Aim
Transcribe the material verbatim in full; the pictures do not belong in the copy.

Excerpt from a dataset
* start *
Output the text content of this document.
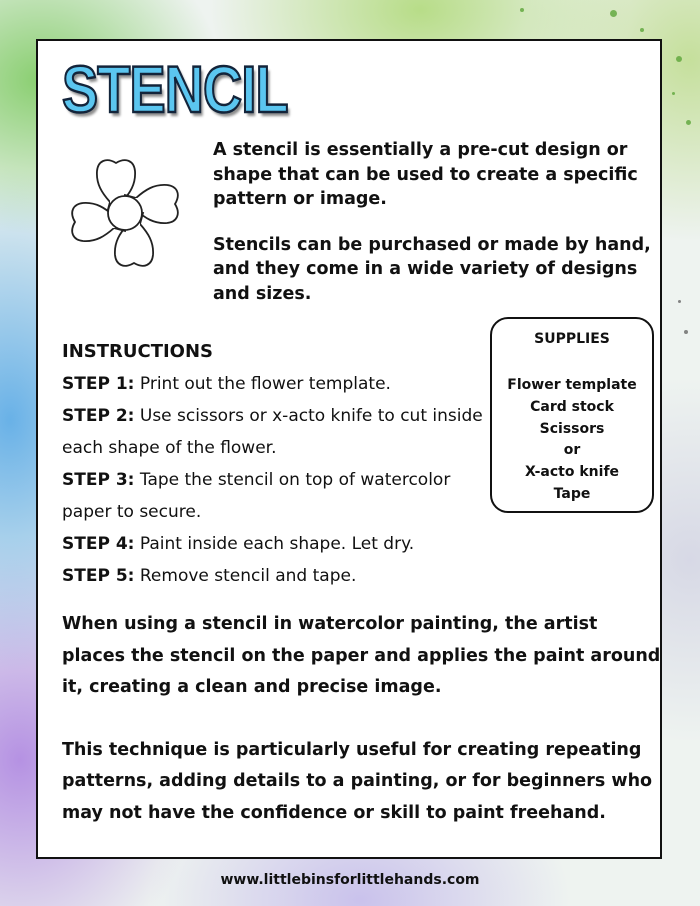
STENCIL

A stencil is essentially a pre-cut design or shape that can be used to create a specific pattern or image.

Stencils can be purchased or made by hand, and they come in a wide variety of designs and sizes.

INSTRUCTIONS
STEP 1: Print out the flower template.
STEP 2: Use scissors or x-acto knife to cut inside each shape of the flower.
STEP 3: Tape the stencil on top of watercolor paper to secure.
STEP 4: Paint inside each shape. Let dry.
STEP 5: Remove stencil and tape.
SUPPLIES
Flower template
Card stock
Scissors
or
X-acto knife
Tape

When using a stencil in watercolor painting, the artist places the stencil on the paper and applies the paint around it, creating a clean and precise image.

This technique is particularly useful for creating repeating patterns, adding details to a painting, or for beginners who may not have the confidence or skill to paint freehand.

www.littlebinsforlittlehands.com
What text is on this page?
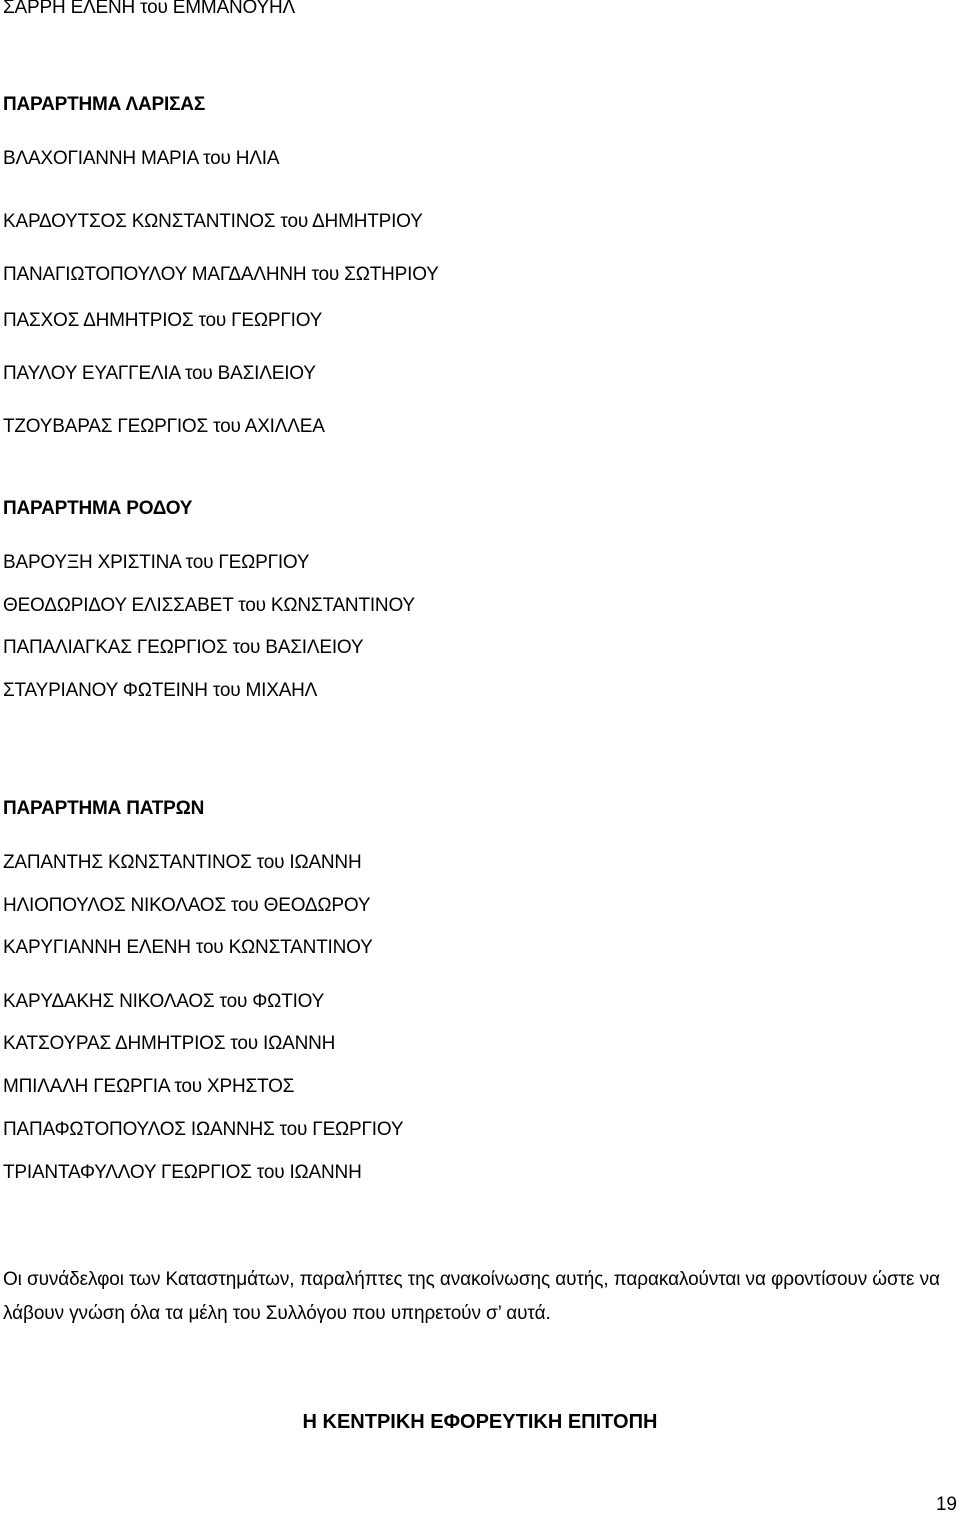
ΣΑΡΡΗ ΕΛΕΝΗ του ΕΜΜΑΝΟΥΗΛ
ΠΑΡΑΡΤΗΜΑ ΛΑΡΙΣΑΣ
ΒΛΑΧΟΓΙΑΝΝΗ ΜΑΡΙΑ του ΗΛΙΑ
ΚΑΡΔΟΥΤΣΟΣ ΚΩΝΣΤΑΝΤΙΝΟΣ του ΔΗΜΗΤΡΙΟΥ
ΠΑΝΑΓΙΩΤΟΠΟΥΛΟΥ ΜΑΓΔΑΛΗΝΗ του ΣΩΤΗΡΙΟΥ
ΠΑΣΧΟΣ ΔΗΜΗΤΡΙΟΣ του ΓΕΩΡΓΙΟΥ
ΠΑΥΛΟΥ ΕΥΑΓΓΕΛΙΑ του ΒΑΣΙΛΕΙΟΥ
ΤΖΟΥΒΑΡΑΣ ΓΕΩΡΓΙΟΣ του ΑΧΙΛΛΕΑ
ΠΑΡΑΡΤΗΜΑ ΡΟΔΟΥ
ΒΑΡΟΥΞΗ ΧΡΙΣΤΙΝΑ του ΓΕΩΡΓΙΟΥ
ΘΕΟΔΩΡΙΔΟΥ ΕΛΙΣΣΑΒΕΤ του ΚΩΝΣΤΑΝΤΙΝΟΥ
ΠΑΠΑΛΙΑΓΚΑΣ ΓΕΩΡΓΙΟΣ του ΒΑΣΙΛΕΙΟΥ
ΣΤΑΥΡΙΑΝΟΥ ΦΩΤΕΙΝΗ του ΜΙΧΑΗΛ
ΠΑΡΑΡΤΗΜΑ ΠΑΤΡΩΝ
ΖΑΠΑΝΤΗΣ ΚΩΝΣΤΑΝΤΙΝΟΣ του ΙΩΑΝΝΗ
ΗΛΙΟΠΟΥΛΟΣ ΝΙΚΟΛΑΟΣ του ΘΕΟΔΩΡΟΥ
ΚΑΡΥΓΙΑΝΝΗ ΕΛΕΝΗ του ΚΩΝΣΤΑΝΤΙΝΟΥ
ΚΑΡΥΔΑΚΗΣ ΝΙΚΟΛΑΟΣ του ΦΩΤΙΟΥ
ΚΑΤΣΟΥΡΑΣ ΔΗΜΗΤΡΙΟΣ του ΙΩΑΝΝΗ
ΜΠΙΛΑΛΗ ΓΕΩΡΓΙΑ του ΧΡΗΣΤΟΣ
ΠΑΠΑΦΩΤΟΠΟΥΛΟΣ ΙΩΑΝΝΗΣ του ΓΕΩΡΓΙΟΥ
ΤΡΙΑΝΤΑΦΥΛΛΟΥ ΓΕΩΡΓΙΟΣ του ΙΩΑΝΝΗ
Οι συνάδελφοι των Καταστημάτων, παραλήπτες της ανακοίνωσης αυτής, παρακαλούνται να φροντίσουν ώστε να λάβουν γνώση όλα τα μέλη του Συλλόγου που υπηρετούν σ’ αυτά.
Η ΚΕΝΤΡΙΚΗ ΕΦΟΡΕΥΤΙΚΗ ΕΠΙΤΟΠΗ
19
* end *
Reply to the task
Output the text content of this document.
STENCIL

A stencil is essentially a pre-cut design or shape that can be used to create a specific pattern or image.

Stencils can be purchased or made by hand, and they come in a wide variety of designs and sizes.

INSTRUCTIONS
STEP 1: Print out the flower template.
STEP 2: Use scissors or x-acto knife to cut inside each shape of the flower.
STEP 3: Tape the stencil on top of watercolor paper to secure.
STEP 4: Paint inside each shape. Let dry.
STEP 5: Remove stencil and tape.
SUPPLIES
Flower template
Card stock
Scissors
or
X-acto knife
Tape

When using a stencil in watercolor painting, the artist places the stencil on the paper and applies the paint around it, creating a clean and precise image.

This technique is particularly useful for creating repeating patterns, adding details to a painting, or for beginners who may not have the confidence or skill to paint freehand.

www.littlebinsforlittlehands.com
What text is on this page?
ΣΑΡΡΗ ΕΛΕΝΗ του ΕΜΜΑΝΟΥΗΛ
ΠΑΡΑΡΤΗΜΑ ΛΑΡΙΣΑΣ
ΒΛΑΧΟΓΙΑΝΝΗ ΜΑΡΙΑ του ΗΛΙΑ
ΚΑΡΔΟΥΤΣΟΣ ΚΩΝΣΤΑΝΤΙΝΟΣ του ΔΗΜΗΤΡΙΟΥ
ΠΑΝΑΓΙΩΤΟΠΟΥΛΟΥ ΜΑΓΔΑΛΗΝΗ του ΣΩΤΗΡΙΟΥ
ΠΑΣΧΟΣ ΔΗΜΗΤΡΙΟΣ του ΓΕΩΡΓΙΟΥ
ΠΑΥΛΟΥ ΕΥΑΓΓΕΛΙΑ του ΒΑΣΙΛΕΙΟΥ
ΤΖΟΥΒΑΡΑΣ ΓΕΩΡΓΙΟΣ του ΑΧΙΛΛΕΑ
ΠΑΡΑΡΤΗΜΑ ΡΟΔΟΥ
ΒΑΡΟΥΞΗ ΧΡΙΣΤΙΝΑ του ΓΕΩΡΓΙΟΥ
ΘΕΟΔΩΡΙΔΟΥ ΕΛΙΣΣΑΒΕΤ του ΚΩΝΣΤΑΝΤΙΝΟΥ
ΠΑΠΑΛΙΑΓΚΑΣ ΓΕΩΡΓΙΟΣ του ΒΑΣΙΛΕΙΟΥ
ΣΤΑΥΡΙΑΝΟΥ ΦΩΤΕΙΝΗ του ΜΙΧΑΗΛ
ΠΑΡΑΡΤΗΜΑ ΠΑΤΡΩΝ
ΖΑΠΑΝΤΗΣ ΚΩΝΣΤΑΝΤΙΝΟΣ του ΙΩΑΝΝΗ
ΗΛΙΟΠΟΥΛΟΣ ΝΙΚΟΛΑΟΣ του ΘΕΟΔΩΡΟΥ
ΚΑΡΥΓΙΑΝΝΗ ΕΛΕΝΗ του ΚΩΝΣΤΑΝΤΙΝΟΥ
ΚΑΡΥΔΑΚΗΣ ΝΙΚΟΛΑΟΣ του ΦΩΤΙΟΥ
ΚΑΤΣΟΥΡΑΣ ΔΗΜΗΤΡΙΟΣ του ΙΩΑΝΝΗ
ΜΠΙΛΑΛΗ ΓΕΩΡΓΙΑ του ΧΡΗΣΤΟΣ
ΠΑΠΑΦΩΤΟΠΟΥΛΟΣ ΙΩΑΝΝΗΣ του ΓΕΩΡΓΙΟΥ
ΤΡΙΑΝΤΑΦΥΛΛΟΥ ΓΕΩΡΓΙΟΣ του ΙΩΑΝΝΗ
Οι συνάδελφοι των Καταστημάτων, παραλήπτες της ανακοίνωσης αυτής, παρακαλούνται να φροντίσουν ώστε να λάβουν γνώση όλα τα μέλη του Συλλόγου που υπηρετούν σ’ αυτά.
Η ΚΕΝΤΡΙΚΗ ΕΦΟΡΕΥΤΙΚΗ ΕΠΙΤΟΠΗ
19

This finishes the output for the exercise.